◆ GOAL OF THE EXERCISE: Find the line containing "Extract all readable text from this page.", then return it and every line after it through the end of the records, exactly. Leave out pictures.

======== LISTED RECORDS ========

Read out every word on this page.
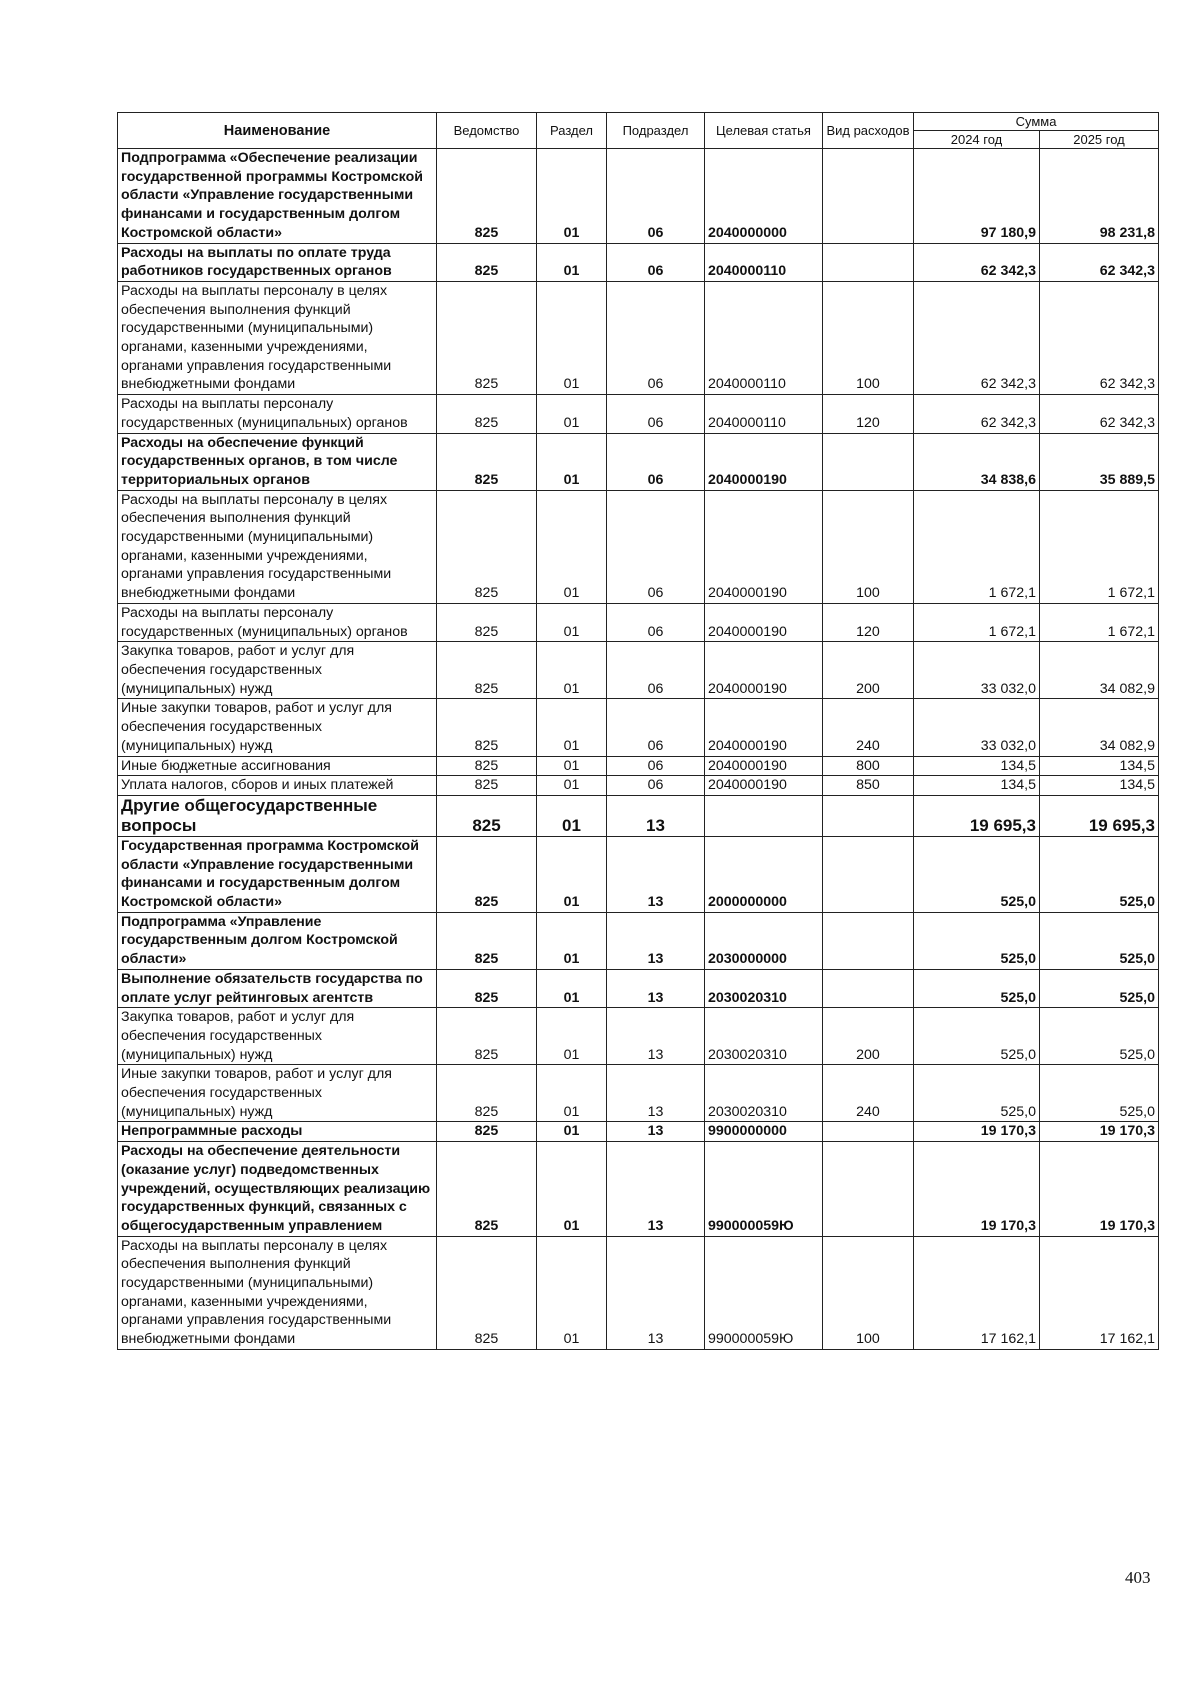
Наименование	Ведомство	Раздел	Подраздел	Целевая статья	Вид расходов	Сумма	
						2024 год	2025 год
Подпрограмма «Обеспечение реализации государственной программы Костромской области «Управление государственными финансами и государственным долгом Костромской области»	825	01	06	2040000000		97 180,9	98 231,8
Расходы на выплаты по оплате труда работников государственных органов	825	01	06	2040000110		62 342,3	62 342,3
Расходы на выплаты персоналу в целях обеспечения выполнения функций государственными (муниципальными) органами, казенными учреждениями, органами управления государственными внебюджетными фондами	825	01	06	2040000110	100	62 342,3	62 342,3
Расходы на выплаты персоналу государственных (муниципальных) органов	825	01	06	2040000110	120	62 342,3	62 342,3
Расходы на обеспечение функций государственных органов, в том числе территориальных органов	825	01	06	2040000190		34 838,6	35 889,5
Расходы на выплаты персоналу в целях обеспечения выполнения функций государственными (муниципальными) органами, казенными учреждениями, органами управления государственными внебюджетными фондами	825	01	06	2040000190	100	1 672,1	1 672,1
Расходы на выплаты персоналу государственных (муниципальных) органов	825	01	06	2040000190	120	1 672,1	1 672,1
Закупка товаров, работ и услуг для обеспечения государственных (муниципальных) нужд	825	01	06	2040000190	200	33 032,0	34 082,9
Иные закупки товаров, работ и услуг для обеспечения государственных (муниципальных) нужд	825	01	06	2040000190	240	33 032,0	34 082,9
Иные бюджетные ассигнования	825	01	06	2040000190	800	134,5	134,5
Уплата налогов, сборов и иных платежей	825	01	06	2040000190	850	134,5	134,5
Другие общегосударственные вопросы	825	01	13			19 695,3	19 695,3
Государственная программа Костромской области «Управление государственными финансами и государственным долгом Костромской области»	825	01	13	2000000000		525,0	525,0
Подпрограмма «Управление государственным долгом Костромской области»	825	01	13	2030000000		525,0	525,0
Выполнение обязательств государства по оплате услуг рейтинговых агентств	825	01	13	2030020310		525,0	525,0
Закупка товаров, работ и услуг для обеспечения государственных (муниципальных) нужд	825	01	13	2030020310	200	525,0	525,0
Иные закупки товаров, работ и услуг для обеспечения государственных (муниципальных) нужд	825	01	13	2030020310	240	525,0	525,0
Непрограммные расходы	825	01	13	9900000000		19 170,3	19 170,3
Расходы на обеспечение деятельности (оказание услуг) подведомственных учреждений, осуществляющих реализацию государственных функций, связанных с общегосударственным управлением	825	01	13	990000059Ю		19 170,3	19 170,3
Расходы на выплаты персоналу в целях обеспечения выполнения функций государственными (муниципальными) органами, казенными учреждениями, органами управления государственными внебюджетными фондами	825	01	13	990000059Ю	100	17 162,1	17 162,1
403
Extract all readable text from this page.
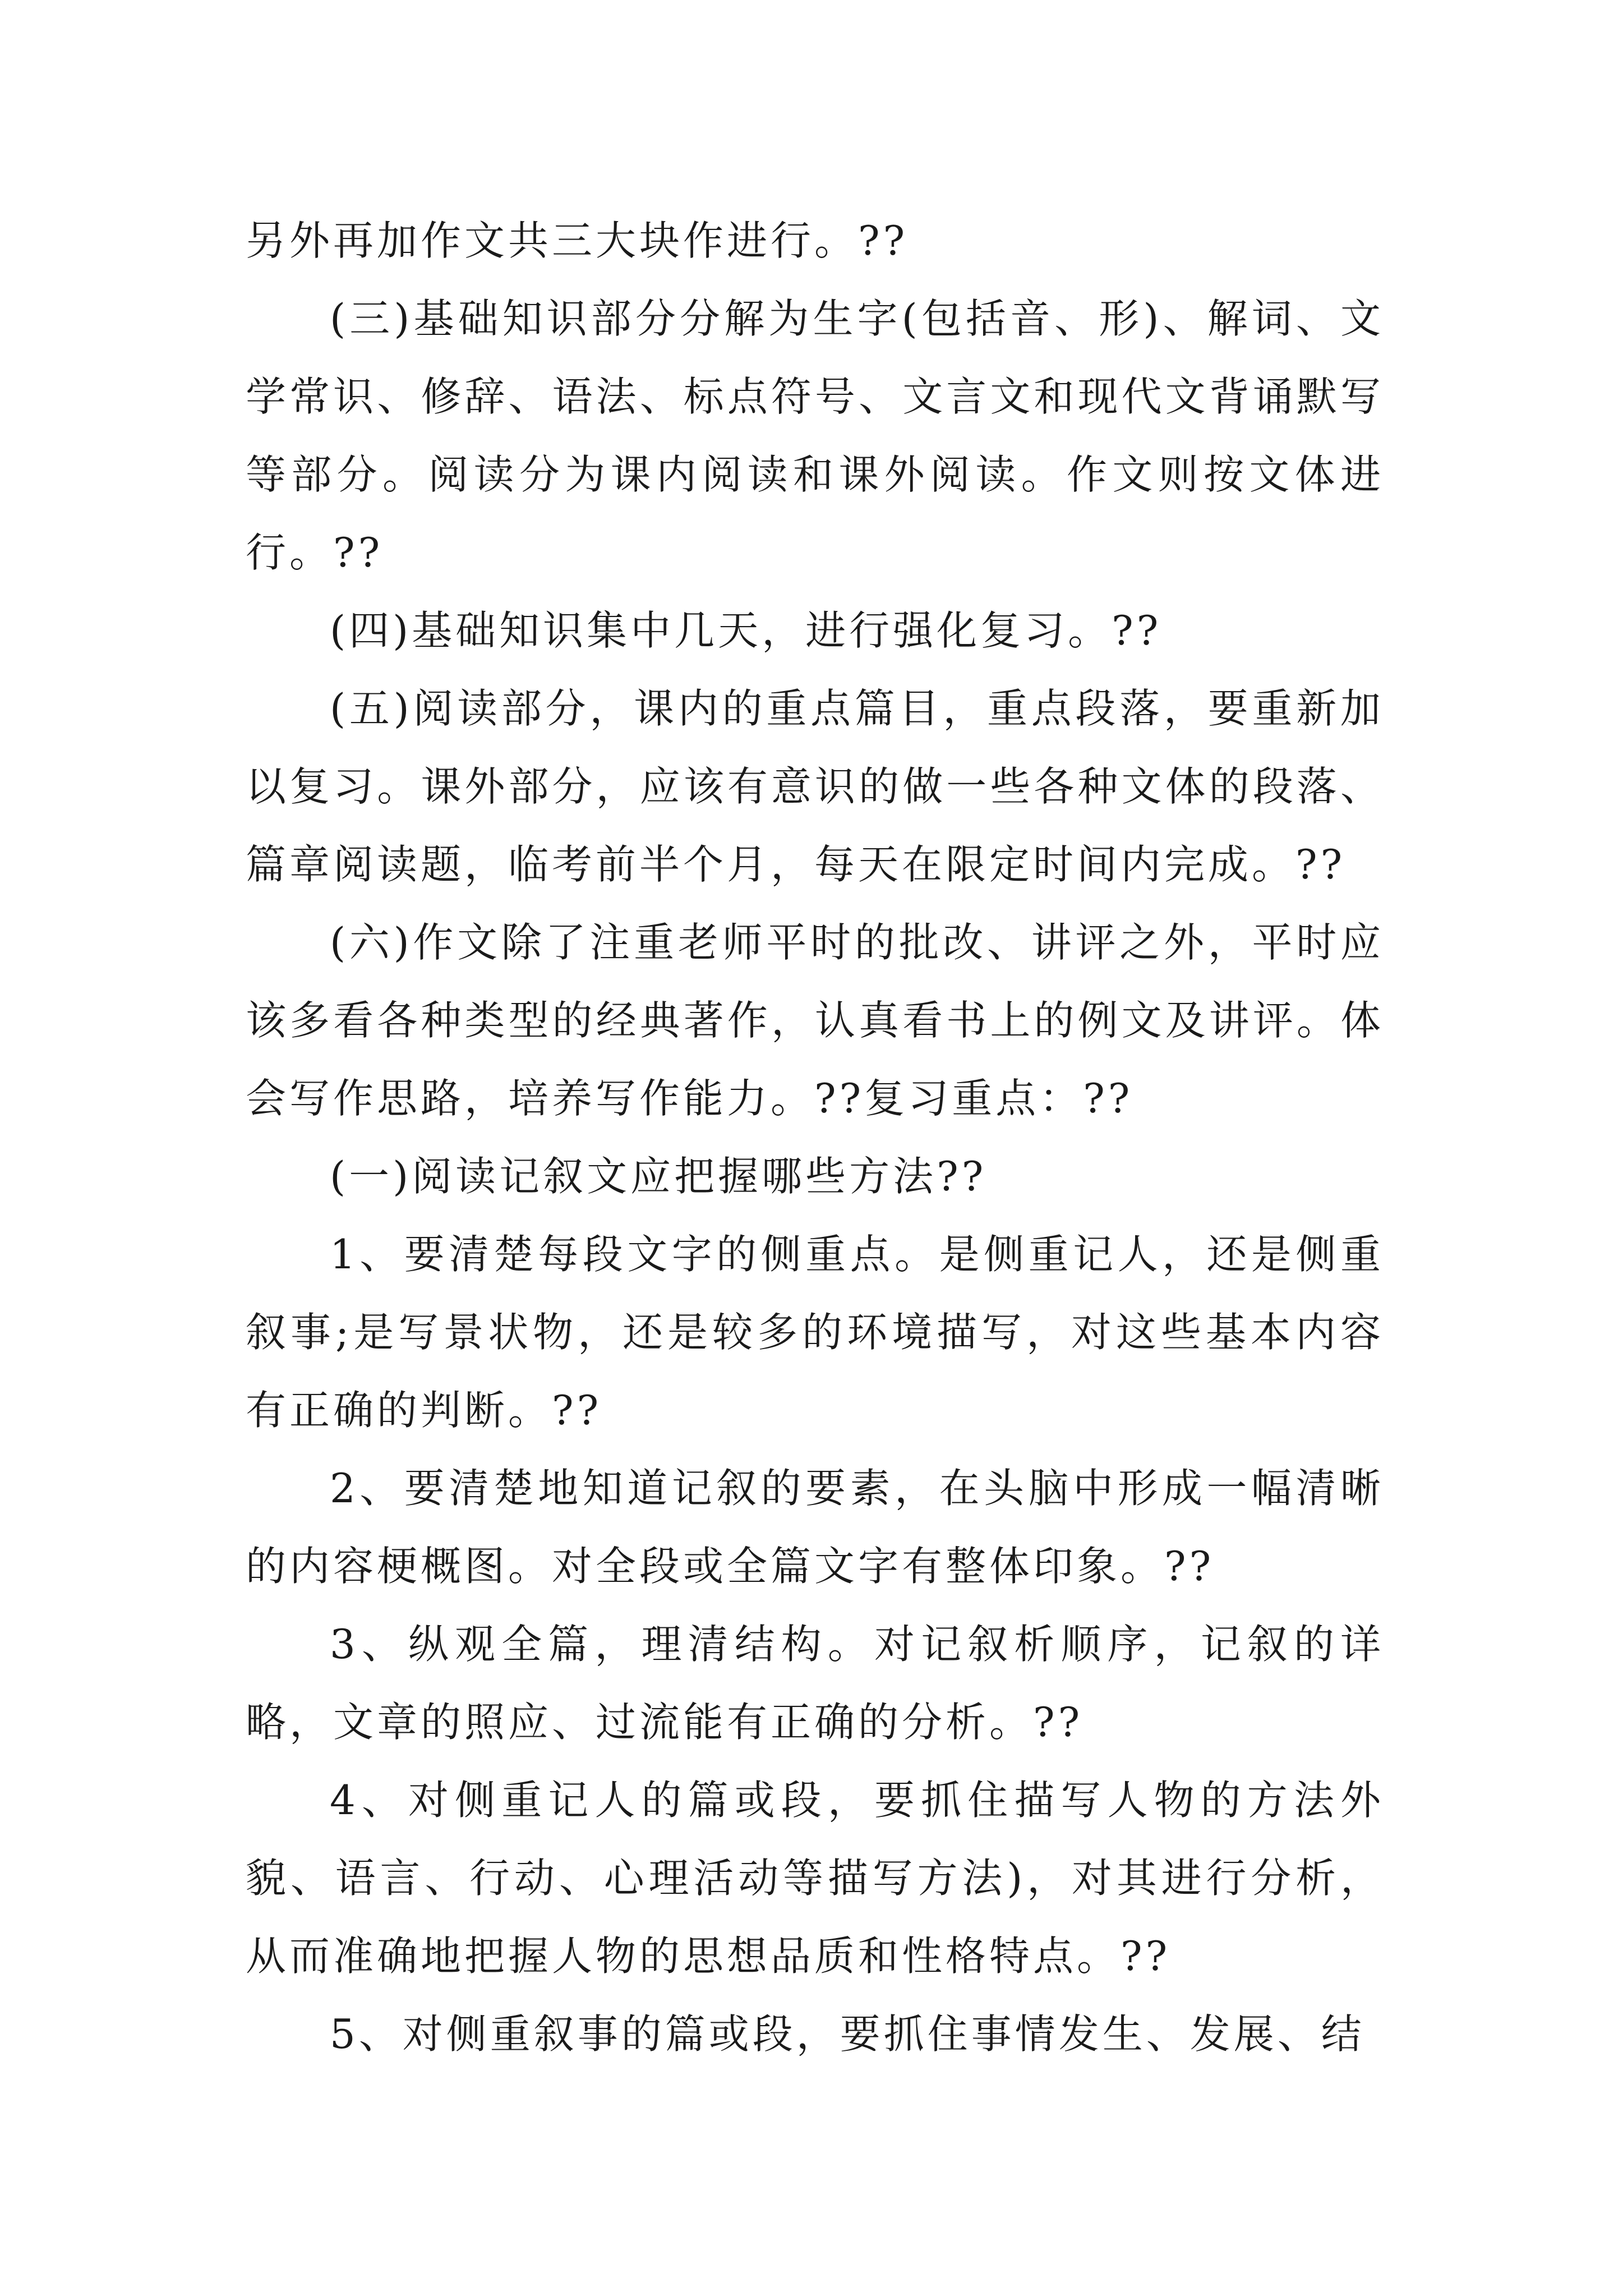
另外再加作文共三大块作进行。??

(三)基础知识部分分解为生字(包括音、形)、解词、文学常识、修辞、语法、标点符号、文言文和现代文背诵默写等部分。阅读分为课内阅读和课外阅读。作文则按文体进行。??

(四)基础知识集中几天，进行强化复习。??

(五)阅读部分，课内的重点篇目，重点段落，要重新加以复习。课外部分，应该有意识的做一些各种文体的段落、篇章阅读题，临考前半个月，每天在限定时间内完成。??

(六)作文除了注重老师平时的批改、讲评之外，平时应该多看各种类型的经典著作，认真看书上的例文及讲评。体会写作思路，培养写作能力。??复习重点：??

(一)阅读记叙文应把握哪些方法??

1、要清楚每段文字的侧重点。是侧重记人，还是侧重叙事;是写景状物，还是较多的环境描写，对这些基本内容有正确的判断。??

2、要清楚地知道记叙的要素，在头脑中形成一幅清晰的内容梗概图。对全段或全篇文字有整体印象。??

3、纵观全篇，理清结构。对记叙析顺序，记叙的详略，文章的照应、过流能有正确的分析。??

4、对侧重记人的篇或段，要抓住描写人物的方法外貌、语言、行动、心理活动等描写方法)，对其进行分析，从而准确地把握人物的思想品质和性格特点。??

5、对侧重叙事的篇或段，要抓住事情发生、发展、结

========

◆ WORKED ANSWER:
Extract all readable text from this page.
另外再加作文共三大块作进行。??

(三)基础知识部分分解为生字(包括音、形)、解词、文学常识、修辞、语法、标点符号、文言文和现代文背诵默写等部分。阅读分为课内阅读和课外阅读。作文则按文体进行。??

(四)基础知识集中几天，进行强化复习。??

(五)阅读部分，课内的重点篇目，重点段落，要重新加以复习。课外部分，应该有意识的做一些各种文体的段落、篇章阅读题，临考前半个月，每天在限定时间内完成。??

(六)作文除了注重老师平时的批改、讲评之外，平时应该多看各种类型的经典著作，认真看书上的例文及讲评。体会写作思路，培养写作能力。??复习重点：??

(一)阅读记叙文应把握哪些方法??

1、要清楚每段文字的侧重点。是侧重记人，还是侧重叙事;是写景状物，还是较多的环境描写，对这些基本内容有正确的判断。??

2、要清楚地知道记叙的要素，在头脑中形成一幅清晰的内容梗概图。对全段或全篇文字有整体印象。??

3、纵观全篇，理清结构。对记叙析顺序，记叙的详略，文章的照应、过流能有正确的分析。??

4、对侧重记人的篇或段，要抓住描写人物的方法外貌、语言、行动、心理活动等描写方法)，对其进行分析，从而准确地把握人物的思想品质和性格特点。??

5、对侧重叙事的篇或段，要抓住事情发生、发展、结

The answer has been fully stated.